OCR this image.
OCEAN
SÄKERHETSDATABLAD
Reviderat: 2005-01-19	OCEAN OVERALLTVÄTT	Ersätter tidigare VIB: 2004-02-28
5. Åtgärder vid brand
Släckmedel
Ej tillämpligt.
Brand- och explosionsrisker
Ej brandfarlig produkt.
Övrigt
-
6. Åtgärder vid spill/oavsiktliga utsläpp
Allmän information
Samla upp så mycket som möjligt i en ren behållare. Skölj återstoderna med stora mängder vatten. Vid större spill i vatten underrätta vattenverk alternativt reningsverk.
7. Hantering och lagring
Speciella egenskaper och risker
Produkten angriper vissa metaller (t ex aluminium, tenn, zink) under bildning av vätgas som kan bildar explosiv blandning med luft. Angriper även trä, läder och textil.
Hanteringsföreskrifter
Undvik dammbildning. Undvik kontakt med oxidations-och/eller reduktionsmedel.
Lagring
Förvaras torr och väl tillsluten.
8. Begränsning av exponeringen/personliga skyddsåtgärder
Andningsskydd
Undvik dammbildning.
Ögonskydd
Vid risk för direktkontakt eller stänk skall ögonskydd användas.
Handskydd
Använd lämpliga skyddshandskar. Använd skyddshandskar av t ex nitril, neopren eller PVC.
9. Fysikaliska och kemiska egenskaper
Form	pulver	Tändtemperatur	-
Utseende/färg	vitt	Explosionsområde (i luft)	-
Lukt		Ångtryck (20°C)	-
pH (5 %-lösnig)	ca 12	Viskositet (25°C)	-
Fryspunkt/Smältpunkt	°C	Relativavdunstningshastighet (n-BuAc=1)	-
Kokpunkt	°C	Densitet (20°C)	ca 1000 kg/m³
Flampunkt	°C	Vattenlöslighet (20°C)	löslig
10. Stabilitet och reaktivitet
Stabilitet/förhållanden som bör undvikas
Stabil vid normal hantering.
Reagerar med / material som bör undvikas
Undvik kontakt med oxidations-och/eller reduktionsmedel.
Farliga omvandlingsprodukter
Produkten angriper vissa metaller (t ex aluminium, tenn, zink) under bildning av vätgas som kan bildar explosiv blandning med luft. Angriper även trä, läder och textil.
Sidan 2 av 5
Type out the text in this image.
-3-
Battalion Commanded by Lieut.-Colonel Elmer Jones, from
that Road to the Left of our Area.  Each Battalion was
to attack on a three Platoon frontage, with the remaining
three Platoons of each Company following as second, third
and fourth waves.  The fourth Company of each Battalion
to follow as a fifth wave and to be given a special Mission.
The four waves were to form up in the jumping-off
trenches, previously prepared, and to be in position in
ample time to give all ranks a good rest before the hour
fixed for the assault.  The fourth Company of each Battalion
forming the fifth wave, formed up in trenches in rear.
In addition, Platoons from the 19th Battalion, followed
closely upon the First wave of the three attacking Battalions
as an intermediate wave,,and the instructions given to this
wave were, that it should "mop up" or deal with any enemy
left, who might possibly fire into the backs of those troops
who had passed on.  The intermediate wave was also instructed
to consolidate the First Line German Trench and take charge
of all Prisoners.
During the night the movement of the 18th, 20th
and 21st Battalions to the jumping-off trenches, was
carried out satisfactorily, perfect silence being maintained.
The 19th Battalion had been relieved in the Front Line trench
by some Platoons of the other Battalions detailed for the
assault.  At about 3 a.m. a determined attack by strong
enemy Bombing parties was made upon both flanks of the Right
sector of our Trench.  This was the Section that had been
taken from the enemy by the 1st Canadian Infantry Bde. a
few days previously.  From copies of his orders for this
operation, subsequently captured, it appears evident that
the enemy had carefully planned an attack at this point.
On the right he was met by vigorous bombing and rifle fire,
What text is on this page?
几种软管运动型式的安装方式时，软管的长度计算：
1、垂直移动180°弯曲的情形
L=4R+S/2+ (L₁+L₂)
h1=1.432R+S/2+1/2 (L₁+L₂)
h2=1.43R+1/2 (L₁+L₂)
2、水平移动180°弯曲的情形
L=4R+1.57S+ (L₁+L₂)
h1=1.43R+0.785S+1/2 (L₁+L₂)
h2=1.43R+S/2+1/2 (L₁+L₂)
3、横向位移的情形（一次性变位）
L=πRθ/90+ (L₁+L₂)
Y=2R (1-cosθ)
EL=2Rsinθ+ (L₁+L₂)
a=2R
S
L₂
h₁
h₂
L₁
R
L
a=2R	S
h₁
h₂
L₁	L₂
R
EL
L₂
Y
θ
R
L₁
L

★ ★ ★ ★ ★ ★ ★

Work to be completed: Give an exact repetition of all the material.

Full response:
OCR this image.
OCEAN
SÄKERHETSDATABLAD
Reviderat: 2005-01-19	OCEAN OVERALLTVÄTT	Ersätter tidigare VIB: 2004-02-28
5. Åtgärder vid brand
Släckmedel
Ej tillämpligt.
Brand- och explosionsrisker
Ej brandfarlig produkt.
Övrigt
-
6. Åtgärder vid spill/oavsiktliga utsläpp
Allmän information
Samla upp så mycket som möjligt i en ren behållare. Skölj återstoderna med stora mängder vatten. Vid större spill i vatten underrätta vattenverk alternativt reningsverk.
7. Hantering och lagring
Speciella egenskaper och risker
Produkten angriper vissa metaller (t ex aluminium, tenn, zink) under bildning av vätgas som kan bildar explosiv blandning med luft. Angriper även trä, läder och textil.
Hanteringsföreskrifter
Undvik dammbildning. Undvik kontakt med oxidations-och/eller reduktionsmedel.
Lagring
Förvaras torr och väl tillsluten.
8. Begränsning av exponeringen/personliga skyddsåtgärder
Andningsskydd
Undvik dammbildning.
Ögonskydd
Vid risk för direktkontakt eller stänk skall ögonskydd användas.
Handskydd
Använd lämpliga skyddshandskar. Använd skyddshandskar av t ex nitril, neopren eller PVC.
9. Fysikaliska och kemiska egenskaper
Form	pulver	Tändtemperatur	-
Utseende/färg	vitt	Explosionsområde (i luft)	-
Lukt		Ångtryck (20°C)	-
pH (5 %-lösnig)	ca 12	Viskositet (25°C)	-
Fryspunkt/Smältpunkt	°C	Relativavdunstningshastighet (n-BuAc=1)	-
Kokpunkt	°C	Densitet (20°C)	ca 1000 kg/m³
Flampunkt	°C	Vattenlöslighet (20°C)	löslig
10. Stabilitet och reaktivitet
Stabilitet/förhållanden som bör undvikas
Stabil vid normal hantering.
Reagerar med / material som bör undvikas
Undvik kontakt med oxidations-och/eller reduktionsmedel.
Farliga omvandlingsprodukter
Produkten angriper vissa metaller (t ex aluminium, tenn, zink) under bildning av vätgas som kan bildar explosiv blandning med luft. Angriper även trä, läder och textil.
Sidan 2 av 5
Type out the text in this image.
-3-
Battalion Commanded by Lieut.-Colonel Elmer Jones, from
that Road to the Left of our Area.  Each Battalion was
to attack on a three Platoon frontage, with the remaining
three Platoons of each Company following as second, third
and fourth waves.  The fourth Company of each Battalion
to follow as a fifth wave and to be given a special Mission.
The four waves were to form up in the jumping-off
trenches, previously prepared, and to be in position in
ample time to give all ranks a good rest before the hour
fixed for the assault.  The fourth Company of each Battalion
forming the fifth wave, formed up in trenches in rear.
In addition, Platoons from the 19th Battalion, followed
closely upon the First wave of the three attacking Battalions
as an intermediate wave,,and the instructions given to this
wave were, that it should "mop up" or deal with any enemy
left, who might possibly fire into the backs of those troops
who had passed on.  The intermediate wave was also instructed
to consolidate the First Line German Trench and take charge
of all Prisoners.
During the night the movement of the 18th, 20th
and 21st Battalions to the jumping-off trenches, was
carried out satisfactorily, perfect silence being maintained.
The 19th Battalion had been relieved in the Front Line trench
by some Platoons of the other Battalions detailed for the
assault.  At about 3 a.m. a determined attack by strong
enemy Bombing parties was made upon both flanks of the Right
sector of our Trench.  This was the Section that had been
taken from the enemy by the 1st Canadian Infantry Bde. a
few days previously.  From copies of his orders for this
operation, subsequently captured, it appears evident that
the enemy had carefully planned an attack at this point.
On the right he was met by vigorous bombing and rifle fire,
What text is on this page?
几种软管运动型式的安装方式时，软管的长度计算：
1、垂直移动180°弯曲的情形
L=4R+S/2+ (L₁+L₂)
h1=1.432R+S/2+1/2 (L₁+L₂)
h2=1.43R+1/2 (L₁+L₂)
2、水平移动180°弯曲的情形
L=4R+1.57S+ (L₁+L₂)
h1=1.43R+0.785S+1/2 (L₁+L₂)
h2=1.43R+S/2+1/2 (L₁+L₂)
3、横向位移的情形（一次性变位）
L=πRθ/90+ (L₁+L₂)
Y=2R (1-cosθ)
EL=2Rsinθ+ (L₁+L₂)
a=2R
S
L₂
h₁
h₂
L₁
R
L
a=2R	S
h₁
h₂
L₁	L₂
R
EL
L₂
Y
θ
R
L₁
L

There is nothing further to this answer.